[Items from a dataset]
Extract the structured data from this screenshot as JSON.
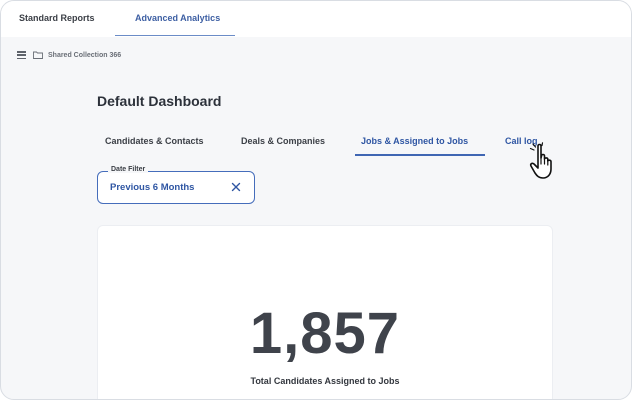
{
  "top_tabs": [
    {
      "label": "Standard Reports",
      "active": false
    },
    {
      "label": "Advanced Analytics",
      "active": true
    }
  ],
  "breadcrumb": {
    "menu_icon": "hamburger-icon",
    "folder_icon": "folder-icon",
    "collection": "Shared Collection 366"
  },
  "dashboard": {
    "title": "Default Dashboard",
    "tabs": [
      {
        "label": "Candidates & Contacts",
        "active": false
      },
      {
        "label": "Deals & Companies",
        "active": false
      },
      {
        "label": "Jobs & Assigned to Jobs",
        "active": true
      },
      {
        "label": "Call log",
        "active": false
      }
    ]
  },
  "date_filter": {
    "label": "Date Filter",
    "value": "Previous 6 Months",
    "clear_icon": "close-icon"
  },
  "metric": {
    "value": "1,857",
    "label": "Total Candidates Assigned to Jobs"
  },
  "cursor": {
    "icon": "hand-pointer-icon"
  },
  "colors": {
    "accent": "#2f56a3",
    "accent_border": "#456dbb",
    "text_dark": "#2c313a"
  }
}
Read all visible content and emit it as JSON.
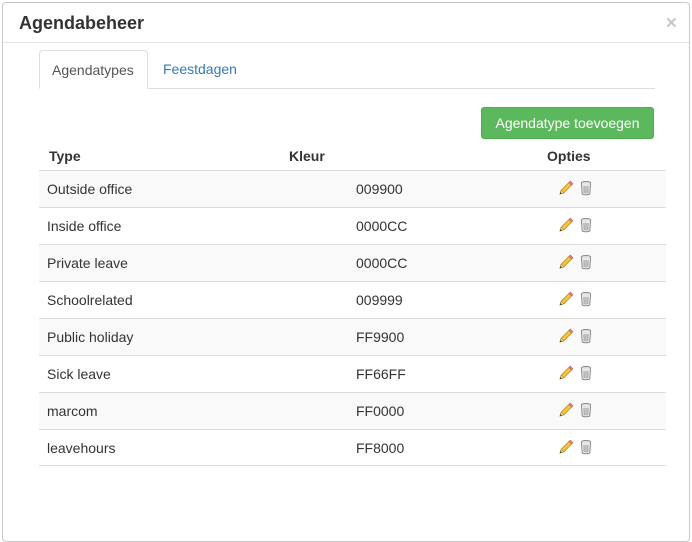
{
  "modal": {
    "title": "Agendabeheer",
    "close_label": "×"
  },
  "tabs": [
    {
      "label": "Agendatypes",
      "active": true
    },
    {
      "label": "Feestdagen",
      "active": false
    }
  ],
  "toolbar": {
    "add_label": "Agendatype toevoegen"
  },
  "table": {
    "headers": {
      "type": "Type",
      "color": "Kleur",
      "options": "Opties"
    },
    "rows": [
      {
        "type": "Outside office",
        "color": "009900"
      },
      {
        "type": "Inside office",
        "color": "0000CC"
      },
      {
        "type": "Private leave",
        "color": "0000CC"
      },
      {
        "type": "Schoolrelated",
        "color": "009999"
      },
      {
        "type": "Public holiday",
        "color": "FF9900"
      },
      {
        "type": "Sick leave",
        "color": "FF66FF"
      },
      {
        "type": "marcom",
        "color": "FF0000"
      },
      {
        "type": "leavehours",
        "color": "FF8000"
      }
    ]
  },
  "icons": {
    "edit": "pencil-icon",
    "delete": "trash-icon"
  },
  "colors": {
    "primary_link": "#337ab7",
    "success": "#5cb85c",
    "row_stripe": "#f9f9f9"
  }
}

» Description of the task
Repeat the full listing above exactly, with no pictures in the copy.

» Reply
Extract the structured data from this screenshot as JSON.
{
  "top_tabs": [
    {
      "label": "Standard Reports",
      "active": false
    },
    {
      "label": "Advanced Analytics",
      "active": true
    }
  ],
  "breadcrumb": {
    "menu_icon": "hamburger-icon",
    "folder_icon": "folder-icon",
    "collection": "Shared Collection 366"
  },
  "dashboard": {
    "title": "Default Dashboard",
    "tabs": [
      {
        "label": "Candidates & Contacts",
        "active": false
      },
      {
        "label": "Deals & Companies",
        "active": false
      },
      {
        "label": "Jobs & Assigned to Jobs",
        "active": true
      },
      {
        "label": "Call log",
        "active": false
      }
    ]
  },
  "date_filter": {
    "label": "Date Filter",
    "value": "Previous 6 Months",
    "clear_icon": "close-icon"
  },
  "metric": {
    "value": "1,857",
    "label": "Total Candidates Assigned to Jobs"
  },
  "cursor": {
    "icon": "hand-pointer-icon"
  },
  "colors": {
    "accent": "#2f56a3",
    "accent_border": "#456dbb",
    "text_dark": "#2c313a"
  }
}
Read all visible content and emit it as JSON.
{
  "modal": {
    "title": "Agendabeheer",
    "close_label": "×"
  },
  "tabs": [
    {
      "label": "Agendatypes",
      "active": true
    },
    {
      "label": "Feestdagen",
      "active": false
    }
  ],
  "toolbar": {
    "add_label": "Agendatype toevoegen"
  },
  "table": {
    "headers": {
      "type": "Type",
      "color": "Kleur",
      "options": "Opties"
    },
    "rows": [
      {
        "type": "Outside office",
        "color": "009900"
      },
      {
        "type": "Inside office",
        "color": "0000CC"
      },
      {
        "type": "Private leave",
        "color": "0000CC"
      },
      {
        "type": "Schoolrelated",
        "color": "009999"
      },
      {
        "type": "Public holiday",
        "color": "FF9900"
      },
      {
        "type": "Sick leave",
        "color": "FF66FF"
      },
      {
        "type": "marcom",
        "color": "FF0000"
      },
      {
        "type": "leavehours",
        "color": "FF8000"
      }
    ]
  },
  "icons": {
    "edit": "pencil-icon",
    "delete": "trash-icon"
  },
  "colors": {
    "primary_link": "#337ab7",
    "success": "#5cb85c",
    "row_stripe": "#f9f9f9"
  }
}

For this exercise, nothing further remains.